> **Exercise description**:
Exactly reproduce all the records, keeping pictures out of the copy.
-- begin Given records --
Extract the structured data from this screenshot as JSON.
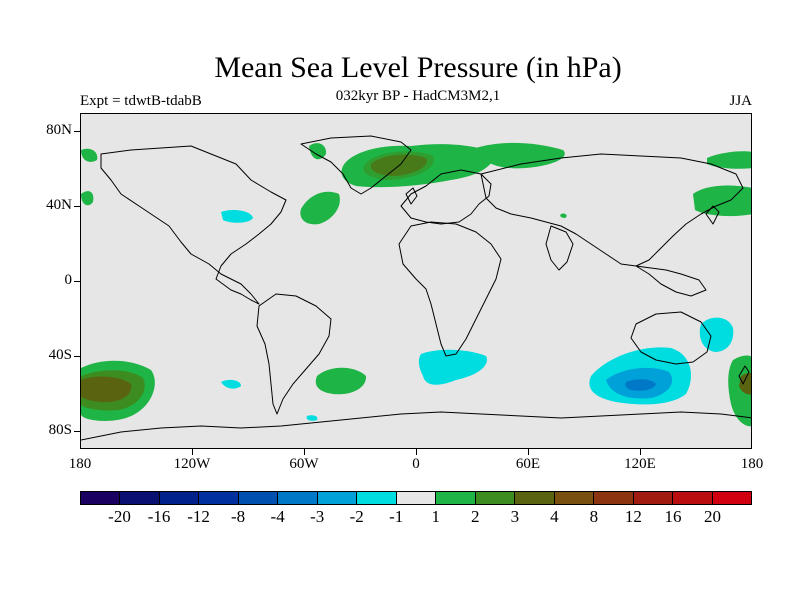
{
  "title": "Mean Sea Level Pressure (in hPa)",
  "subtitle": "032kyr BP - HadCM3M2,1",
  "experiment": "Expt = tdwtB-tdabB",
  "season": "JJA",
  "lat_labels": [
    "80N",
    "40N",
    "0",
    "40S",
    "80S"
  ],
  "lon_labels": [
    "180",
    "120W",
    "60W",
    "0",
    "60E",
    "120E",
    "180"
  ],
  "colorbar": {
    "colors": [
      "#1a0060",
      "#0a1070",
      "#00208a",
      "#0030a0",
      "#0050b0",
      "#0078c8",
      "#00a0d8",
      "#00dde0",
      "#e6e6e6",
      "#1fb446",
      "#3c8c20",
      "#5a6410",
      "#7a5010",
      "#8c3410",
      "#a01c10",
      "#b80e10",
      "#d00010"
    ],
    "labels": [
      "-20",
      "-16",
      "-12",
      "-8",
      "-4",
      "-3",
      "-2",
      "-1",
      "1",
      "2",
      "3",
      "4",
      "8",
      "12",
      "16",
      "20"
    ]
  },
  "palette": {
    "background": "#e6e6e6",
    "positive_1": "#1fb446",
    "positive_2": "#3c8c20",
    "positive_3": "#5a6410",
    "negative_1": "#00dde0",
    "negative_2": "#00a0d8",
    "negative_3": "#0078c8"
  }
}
-- end Given records --
> **Answer to this task**:
Extract the structured data from this screenshot as JSON.
{
  "title": "Mean Sea Level Pressure (in hPa)",
  "subtitle": "032kyr BP - HadCM3M2,1",
  "experiment": "Expt = tdwtB-tdabB",
  "season": "JJA",
  "lat_labels": [
    "80N",
    "40N",
    "0",
    "40S",
    "80S"
  ],
  "lon_labels": [
    "180",
    "120W",
    "60W",
    "0",
    "60E",
    "120E",
    "180"
  ],
  "colorbar": {
    "colors": [
      "#1a0060",
      "#0a1070",
      "#00208a",
      "#0030a0",
      "#0050b0",
      "#0078c8",
      "#00a0d8",
      "#00dde0",
      "#e6e6e6",
      "#1fb446",
      "#3c8c20",
      "#5a6410",
      "#7a5010",
      "#8c3410",
      "#a01c10",
      "#b80e10",
      "#d00010"
    ],
    "labels": [
      "-20",
      "-16",
      "-12",
      "-8",
      "-4",
      "-3",
      "-2",
      "-1",
      "1",
      "2",
      "3",
      "4",
      "8",
      "12",
      "16",
      "20"
    ]
  },
  "palette": {
    "background": "#e6e6e6",
    "positive_1": "#1fb446",
    "positive_2": "#3c8c20",
    "positive_3": "#5a6410",
    "negative_1": "#00dde0",
    "negative_2": "#00a0d8",
    "negative_3": "#0078c8"
  }
}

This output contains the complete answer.